## AIM
Output the entries below exactly as written, omitting pictures.

## RECORDS PROVIDED
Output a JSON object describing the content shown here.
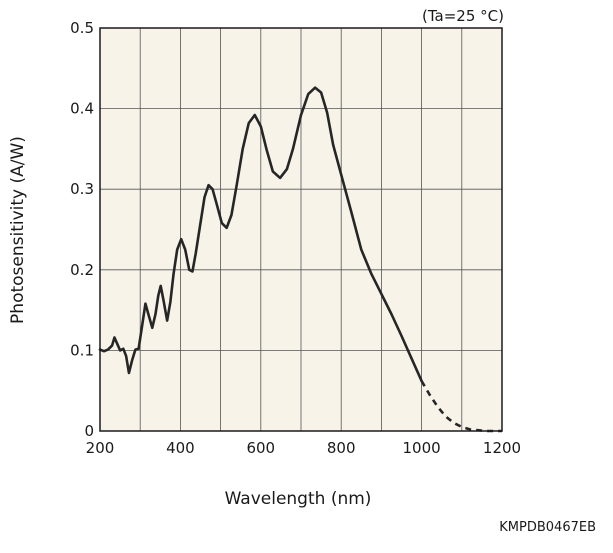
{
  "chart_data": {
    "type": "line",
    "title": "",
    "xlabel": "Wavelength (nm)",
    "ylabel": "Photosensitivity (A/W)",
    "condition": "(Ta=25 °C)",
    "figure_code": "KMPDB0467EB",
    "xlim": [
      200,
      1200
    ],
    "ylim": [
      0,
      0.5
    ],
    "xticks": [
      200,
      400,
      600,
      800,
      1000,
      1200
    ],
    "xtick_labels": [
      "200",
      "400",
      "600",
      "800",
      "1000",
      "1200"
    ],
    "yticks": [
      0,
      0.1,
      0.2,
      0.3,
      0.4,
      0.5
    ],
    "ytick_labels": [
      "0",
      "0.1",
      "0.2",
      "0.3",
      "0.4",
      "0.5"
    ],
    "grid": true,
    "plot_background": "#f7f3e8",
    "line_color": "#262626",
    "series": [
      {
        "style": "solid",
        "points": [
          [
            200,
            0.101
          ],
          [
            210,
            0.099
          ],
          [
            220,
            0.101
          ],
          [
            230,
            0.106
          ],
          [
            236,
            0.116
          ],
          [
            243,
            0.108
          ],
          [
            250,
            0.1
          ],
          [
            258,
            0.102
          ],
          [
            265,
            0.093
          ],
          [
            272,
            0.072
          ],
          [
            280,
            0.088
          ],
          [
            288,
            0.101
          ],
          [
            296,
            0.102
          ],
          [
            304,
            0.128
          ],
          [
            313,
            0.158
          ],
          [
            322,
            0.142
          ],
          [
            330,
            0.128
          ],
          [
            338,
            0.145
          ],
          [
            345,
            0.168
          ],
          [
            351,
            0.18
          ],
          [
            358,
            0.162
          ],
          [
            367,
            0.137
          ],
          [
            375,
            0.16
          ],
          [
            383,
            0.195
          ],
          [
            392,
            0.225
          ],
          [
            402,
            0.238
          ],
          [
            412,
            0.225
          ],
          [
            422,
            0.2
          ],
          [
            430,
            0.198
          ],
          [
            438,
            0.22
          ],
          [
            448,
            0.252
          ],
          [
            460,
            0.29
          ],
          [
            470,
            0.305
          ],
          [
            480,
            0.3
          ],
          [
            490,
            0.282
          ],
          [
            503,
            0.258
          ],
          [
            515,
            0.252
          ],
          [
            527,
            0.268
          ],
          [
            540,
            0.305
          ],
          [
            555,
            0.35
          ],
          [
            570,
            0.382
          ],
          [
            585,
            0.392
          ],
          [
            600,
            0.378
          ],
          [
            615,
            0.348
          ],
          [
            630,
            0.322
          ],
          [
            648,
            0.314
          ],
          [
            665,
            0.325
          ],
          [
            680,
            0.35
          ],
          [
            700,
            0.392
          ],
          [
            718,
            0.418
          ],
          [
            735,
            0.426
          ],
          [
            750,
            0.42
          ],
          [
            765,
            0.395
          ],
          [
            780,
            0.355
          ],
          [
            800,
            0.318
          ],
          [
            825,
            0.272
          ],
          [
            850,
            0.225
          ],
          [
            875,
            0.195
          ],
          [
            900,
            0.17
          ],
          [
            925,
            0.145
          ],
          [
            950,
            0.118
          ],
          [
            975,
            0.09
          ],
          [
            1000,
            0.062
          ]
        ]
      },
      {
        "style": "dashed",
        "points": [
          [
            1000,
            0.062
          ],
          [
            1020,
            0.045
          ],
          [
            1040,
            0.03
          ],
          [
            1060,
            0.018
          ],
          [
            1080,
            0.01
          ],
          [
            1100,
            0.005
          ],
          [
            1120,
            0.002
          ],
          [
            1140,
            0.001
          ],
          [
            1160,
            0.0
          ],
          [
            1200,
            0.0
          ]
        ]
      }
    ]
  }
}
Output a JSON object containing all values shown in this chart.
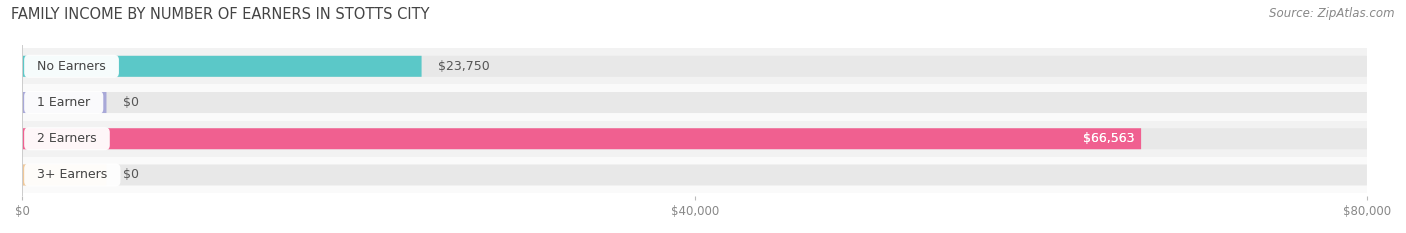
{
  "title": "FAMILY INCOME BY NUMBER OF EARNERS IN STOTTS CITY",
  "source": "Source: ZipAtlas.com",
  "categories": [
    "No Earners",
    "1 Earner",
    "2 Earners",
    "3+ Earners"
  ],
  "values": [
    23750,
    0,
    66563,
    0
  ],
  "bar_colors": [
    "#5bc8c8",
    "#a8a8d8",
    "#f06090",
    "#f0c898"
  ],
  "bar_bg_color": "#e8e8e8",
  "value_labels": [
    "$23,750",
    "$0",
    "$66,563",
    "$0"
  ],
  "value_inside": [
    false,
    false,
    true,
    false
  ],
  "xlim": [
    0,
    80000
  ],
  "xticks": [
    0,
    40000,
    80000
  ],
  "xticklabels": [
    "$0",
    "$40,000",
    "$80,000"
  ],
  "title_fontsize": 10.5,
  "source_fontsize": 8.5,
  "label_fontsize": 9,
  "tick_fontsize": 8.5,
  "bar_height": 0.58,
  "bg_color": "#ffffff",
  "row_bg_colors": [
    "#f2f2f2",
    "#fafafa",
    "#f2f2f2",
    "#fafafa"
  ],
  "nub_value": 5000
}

## RESPONSE TO THIS TASK
Output a JSON object describing the content shown here.
{
  "chart_data": {
    "type": "line",
    "title": "",
    "xlabel": "Wavelength (nm)",
    "ylabel": "Photosensitivity (A/W)",
    "condition": "(Ta=25 °C)",
    "figure_code": "KMPDB0467EB",
    "xlim": [
      200,
      1200
    ],
    "ylim": [
      0,
      0.5
    ],
    "xticks": [
      200,
      400,
      600,
      800,
      1000,
      1200
    ],
    "xtick_labels": [
      "200",
      "400",
      "600",
      "800",
      "1000",
      "1200"
    ],
    "yticks": [
      0,
      0.1,
      0.2,
      0.3,
      0.4,
      0.5
    ],
    "ytick_labels": [
      "0",
      "0.1",
      "0.2",
      "0.3",
      "0.4",
      "0.5"
    ],
    "grid": true,
    "plot_background": "#f7f3e8",
    "line_color": "#262626",
    "series": [
      {
        "style": "solid",
        "points": [
          [
            200,
            0.101
          ],
          [
            210,
            0.099
          ],
          [
            220,
            0.101
          ],
          [
            230,
            0.106
          ],
          [
            236,
            0.116
          ],
          [
            243,
            0.108
          ],
          [
            250,
            0.1
          ],
          [
            258,
            0.102
          ],
          [
            265,
            0.093
          ],
          [
            272,
            0.072
          ],
          [
            280,
            0.088
          ],
          [
            288,
            0.101
          ],
          [
            296,
            0.102
          ],
          [
            304,
            0.128
          ],
          [
            313,
            0.158
          ],
          [
            322,
            0.142
          ],
          [
            330,
            0.128
          ],
          [
            338,
            0.145
          ],
          [
            345,
            0.168
          ],
          [
            351,
            0.18
          ],
          [
            358,
            0.162
          ],
          [
            367,
            0.137
          ],
          [
            375,
            0.16
          ],
          [
            383,
            0.195
          ],
          [
            392,
            0.225
          ],
          [
            402,
            0.238
          ],
          [
            412,
            0.225
          ],
          [
            422,
            0.2
          ],
          [
            430,
            0.198
          ],
          [
            438,
            0.22
          ],
          [
            448,
            0.252
          ],
          [
            460,
            0.29
          ],
          [
            470,
            0.305
          ],
          [
            480,
            0.3
          ],
          [
            490,
            0.282
          ],
          [
            503,
            0.258
          ],
          [
            515,
            0.252
          ],
          [
            527,
            0.268
          ],
          [
            540,
            0.305
          ],
          [
            555,
            0.35
          ],
          [
            570,
            0.382
          ],
          [
            585,
            0.392
          ],
          [
            600,
            0.378
          ],
          [
            615,
            0.348
          ],
          [
            630,
            0.322
          ],
          [
            648,
            0.314
          ],
          [
            665,
            0.325
          ],
          [
            680,
            0.35
          ],
          [
            700,
            0.392
          ],
          [
            718,
            0.418
          ],
          [
            735,
            0.426
          ],
          [
            750,
            0.42
          ],
          [
            765,
            0.395
          ],
          [
            780,
            0.355
          ],
          [
            800,
            0.318
          ],
          [
            825,
            0.272
          ],
          [
            850,
            0.225
          ],
          [
            875,
            0.195
          ],
          [
            900,
            0.17
          ],
          [
            925,
            0.145
          ],
          [
            950,
            0.118
          ],
          [
            975,
            0.09
          ],
          [
            1000,
            0.062
          ]
        ]
      },
      {
        "style": "dashed",
        "points": [
          [
            1000,
            0.062
          ],
          [
            1020,
            0.045
          ],
          [
            1040,
            0.03
          ],
          [
            1060,
            0.018
          ],
          [
            1080,
            0.01
          ],
          [
            1100,
            0.005
          ],
          [
            1120,
            0.002
          ],
          [
            1140,
            0.001
          ],
          [
            1160,
            0.0
          ],
          [
            1200,
            0.0
          ]
        ]
      }
    ]
  }
}
Output a JSON object containing all values shown in this chart.
{
  "title": "FAMILY INCOME BY NUMBER OF EARNERS IN STOTTS CITY",
  "source": "Source: ZipAtlas.com",
  "categories": [
    "No Earners",
    "1 Earner",
    "2 Earners",
    "3+ Earners"
  ],
  "values": [
    23750,
    0,
    66563,
    0
  ],
  "bar_colors": [
    "#5bc8c8",
    "#a8a8d8",
    "#f06090",
    "#f0c898"
  ],
  "bar_bg_color": "#e8e8e8",
  "value_labels": [
    "$23,750",
    "$0",
    "$66,563",
    "$0"
  ],
  "value_inside": [
    false,
    false,
    true,
    false
  ],
  "xlim": [
    0,
    80000
  ],
  "xticks": [
    0,
    40000,
    80000
  ],
  "xticklabels": [
    "$0",
    "$40,000",
    "$80,000"
  ],
  "title_fontsize": 10.5,
  "source_fontsize": 8.5,
  "label_fontsize": 9,
  "tick_fontsize": 8.5,
  "bar_height": 0.58,
  "bg_color": "#ffffff",
  "row_bg_colors": [
    "#f2f2f2",
    "#fafafa",
    "#f2f2f2",
    "#fafafa"
  ],
  "nub_value": 5000
}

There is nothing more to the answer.